— GIVEN EXERCISE —
In the listing below, please print the line that contains "What text is on this page?" and every line that follows it, exactly.

— MATERIAL FOR THE TASK —
++++++++++++++++++++

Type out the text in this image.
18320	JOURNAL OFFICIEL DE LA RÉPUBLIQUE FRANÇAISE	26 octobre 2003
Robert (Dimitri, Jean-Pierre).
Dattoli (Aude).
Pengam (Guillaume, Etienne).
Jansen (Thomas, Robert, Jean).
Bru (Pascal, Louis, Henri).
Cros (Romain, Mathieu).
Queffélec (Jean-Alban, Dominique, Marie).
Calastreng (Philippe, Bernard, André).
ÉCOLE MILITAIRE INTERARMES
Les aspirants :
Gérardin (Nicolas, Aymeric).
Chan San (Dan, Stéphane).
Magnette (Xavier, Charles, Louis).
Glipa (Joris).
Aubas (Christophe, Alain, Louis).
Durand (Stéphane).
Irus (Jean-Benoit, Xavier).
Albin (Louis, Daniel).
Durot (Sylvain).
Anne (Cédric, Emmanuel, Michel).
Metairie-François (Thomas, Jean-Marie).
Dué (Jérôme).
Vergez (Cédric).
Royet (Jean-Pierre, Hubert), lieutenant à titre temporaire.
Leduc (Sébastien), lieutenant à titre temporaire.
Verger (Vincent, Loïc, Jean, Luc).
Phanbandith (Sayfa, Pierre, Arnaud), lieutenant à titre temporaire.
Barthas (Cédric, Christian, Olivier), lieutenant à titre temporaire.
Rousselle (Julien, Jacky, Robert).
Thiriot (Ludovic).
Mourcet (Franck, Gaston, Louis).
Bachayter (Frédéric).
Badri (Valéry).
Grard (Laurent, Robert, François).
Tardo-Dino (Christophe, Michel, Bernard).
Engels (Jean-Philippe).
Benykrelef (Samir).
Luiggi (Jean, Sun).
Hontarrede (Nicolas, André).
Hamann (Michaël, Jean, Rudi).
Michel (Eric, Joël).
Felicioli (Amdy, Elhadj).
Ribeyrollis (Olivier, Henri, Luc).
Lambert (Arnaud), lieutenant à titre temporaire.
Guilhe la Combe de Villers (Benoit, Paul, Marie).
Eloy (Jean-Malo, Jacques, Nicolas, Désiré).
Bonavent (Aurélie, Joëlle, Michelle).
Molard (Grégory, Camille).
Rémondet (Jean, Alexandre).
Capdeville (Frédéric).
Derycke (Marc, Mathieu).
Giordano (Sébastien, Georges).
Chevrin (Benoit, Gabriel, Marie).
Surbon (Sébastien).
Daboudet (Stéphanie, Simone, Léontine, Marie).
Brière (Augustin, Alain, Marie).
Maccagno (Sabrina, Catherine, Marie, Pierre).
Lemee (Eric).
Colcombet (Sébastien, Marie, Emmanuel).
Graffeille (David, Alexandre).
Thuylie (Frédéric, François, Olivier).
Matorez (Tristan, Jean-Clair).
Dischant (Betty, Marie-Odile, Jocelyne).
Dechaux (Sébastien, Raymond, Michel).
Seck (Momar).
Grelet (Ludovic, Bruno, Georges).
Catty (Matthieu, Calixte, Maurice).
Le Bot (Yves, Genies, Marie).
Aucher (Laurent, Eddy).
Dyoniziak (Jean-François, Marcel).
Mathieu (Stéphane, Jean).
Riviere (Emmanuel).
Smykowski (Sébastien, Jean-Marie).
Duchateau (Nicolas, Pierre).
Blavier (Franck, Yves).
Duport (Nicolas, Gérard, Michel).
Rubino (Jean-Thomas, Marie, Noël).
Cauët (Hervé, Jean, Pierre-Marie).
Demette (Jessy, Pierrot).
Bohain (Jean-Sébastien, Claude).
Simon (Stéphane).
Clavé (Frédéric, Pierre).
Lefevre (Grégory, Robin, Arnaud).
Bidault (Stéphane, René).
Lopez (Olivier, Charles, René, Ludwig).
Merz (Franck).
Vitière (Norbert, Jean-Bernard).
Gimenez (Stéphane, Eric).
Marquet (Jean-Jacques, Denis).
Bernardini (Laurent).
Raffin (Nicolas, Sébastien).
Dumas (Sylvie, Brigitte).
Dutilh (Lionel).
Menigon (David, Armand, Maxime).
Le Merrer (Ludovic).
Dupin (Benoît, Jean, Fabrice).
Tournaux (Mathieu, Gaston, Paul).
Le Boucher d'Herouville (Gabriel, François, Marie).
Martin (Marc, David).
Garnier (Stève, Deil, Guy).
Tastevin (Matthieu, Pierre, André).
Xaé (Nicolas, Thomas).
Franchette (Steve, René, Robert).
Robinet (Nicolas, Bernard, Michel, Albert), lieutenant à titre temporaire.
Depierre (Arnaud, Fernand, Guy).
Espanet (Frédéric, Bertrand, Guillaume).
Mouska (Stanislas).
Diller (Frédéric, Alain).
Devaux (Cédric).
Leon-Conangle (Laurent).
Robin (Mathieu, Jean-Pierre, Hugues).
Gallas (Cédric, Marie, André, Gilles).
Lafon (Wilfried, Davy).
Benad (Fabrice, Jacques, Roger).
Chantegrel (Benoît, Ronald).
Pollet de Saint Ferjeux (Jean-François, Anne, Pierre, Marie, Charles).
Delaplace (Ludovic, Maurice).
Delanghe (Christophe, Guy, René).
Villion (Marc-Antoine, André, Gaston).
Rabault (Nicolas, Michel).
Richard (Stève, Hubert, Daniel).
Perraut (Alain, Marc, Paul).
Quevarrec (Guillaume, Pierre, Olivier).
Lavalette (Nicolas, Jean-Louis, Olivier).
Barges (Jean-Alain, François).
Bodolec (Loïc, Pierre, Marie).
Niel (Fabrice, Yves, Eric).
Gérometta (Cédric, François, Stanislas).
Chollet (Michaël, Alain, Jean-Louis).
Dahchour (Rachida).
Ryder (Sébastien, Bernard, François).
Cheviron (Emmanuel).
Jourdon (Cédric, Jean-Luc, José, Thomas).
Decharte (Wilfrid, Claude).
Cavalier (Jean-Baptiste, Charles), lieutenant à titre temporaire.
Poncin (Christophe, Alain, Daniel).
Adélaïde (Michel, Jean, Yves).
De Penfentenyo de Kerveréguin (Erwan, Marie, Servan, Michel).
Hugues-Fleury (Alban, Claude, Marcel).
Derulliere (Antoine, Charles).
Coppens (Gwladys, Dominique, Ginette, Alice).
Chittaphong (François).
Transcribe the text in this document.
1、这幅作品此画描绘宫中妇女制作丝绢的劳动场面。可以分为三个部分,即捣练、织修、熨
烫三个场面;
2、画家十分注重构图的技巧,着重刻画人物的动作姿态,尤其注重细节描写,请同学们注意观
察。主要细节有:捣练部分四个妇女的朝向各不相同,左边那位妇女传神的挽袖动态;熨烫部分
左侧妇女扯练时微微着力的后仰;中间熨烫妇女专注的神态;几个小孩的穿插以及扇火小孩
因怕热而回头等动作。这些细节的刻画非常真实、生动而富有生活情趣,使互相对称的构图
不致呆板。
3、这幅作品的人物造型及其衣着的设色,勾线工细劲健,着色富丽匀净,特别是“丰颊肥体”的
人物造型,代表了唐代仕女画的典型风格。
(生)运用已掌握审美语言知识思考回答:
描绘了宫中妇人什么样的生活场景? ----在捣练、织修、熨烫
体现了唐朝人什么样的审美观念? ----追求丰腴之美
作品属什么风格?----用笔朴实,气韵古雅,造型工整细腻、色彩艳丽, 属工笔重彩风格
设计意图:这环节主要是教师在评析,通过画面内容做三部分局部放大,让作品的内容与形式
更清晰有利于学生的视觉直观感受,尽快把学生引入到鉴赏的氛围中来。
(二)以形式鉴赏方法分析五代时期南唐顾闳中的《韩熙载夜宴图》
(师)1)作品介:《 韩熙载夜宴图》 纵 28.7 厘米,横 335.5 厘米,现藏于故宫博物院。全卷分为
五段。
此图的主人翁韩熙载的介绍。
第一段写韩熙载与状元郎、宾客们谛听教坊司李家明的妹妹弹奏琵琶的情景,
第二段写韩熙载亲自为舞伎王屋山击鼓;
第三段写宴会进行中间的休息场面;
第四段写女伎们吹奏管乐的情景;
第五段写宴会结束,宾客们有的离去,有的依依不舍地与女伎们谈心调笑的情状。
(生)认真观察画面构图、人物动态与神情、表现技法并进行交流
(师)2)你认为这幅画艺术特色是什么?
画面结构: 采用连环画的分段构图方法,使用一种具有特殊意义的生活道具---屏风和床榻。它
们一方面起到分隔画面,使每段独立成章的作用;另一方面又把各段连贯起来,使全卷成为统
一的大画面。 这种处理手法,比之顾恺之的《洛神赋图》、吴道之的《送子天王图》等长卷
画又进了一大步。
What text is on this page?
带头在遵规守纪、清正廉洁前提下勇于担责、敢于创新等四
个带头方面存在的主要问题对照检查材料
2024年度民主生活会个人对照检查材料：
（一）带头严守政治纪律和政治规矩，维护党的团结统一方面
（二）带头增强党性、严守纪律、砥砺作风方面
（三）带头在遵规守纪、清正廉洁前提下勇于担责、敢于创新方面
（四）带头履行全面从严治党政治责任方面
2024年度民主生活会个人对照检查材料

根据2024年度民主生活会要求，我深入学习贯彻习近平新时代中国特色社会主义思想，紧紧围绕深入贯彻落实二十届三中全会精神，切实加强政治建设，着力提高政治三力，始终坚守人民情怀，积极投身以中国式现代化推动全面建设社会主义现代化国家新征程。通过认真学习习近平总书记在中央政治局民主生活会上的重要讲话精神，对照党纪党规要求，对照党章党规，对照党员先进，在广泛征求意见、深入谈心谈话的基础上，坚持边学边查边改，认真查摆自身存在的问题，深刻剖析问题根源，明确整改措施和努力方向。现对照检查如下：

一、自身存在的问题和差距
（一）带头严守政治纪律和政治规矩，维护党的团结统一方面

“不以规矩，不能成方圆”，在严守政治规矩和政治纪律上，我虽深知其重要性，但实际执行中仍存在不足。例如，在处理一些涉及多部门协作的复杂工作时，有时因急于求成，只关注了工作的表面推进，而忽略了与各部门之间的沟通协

++++++++++++++++++++

— OUTPUT BELOW —
What text is on this page?
带头在遵规守纪、清正廉洁前提下勇于担责、敢于创新等四
个带头方面存在的主要问题对照检查材料
2024年度民主生活会个人对照检查材料：
（一）带头严守政治纪律和政治规矩，维护党的团结统一方面
（二）带头增强党性、严守纪律、砥砺作风方面
（三）带头在遵规守纪、清正廉洁前提下勇于担责、敢于创新方面
（四）带头履行全面从严治党政治责任方面
2024年度民主生活会个人对照检查材料

根据2024年度民主生活会要求，我深入学习贯彻习近平新时代中国特色社会主义思想，紧紧围绕深入贯彻落实二十届三中全会精神，切实加强政治建设，着力提高政治三力，始终坚守人民情怀，积极投身以中国式现代化推动全面建设社会主义现代化国家新征程。通过认真学习习近平总书记在中央政治局民主生活会上的重要讲话精神，对照党纪党规要求，对照党章党规，对照党员先进，在广泛征求意见、深入谈心谈话的基础上，坚持边学边查边改，认真查摆自身存在的问题，深刻剖析问题根源，明确整改措施和努力方向。现对照检查如下：

一、自身存在的问题和差距
（一）带头严守政治纪律和政治规矩，维护党的团结统一方面

“不以规矩，不能成方圆”，在严守政治规矩和政治纪律上，我虽深知其重要性，但实际执行中仍存在不足。例如，在处理一些涉及多部门协作的复杂工作时，有时因急于求成，只关注了工作的表面推进，而忽略了与各部门之间的沟通协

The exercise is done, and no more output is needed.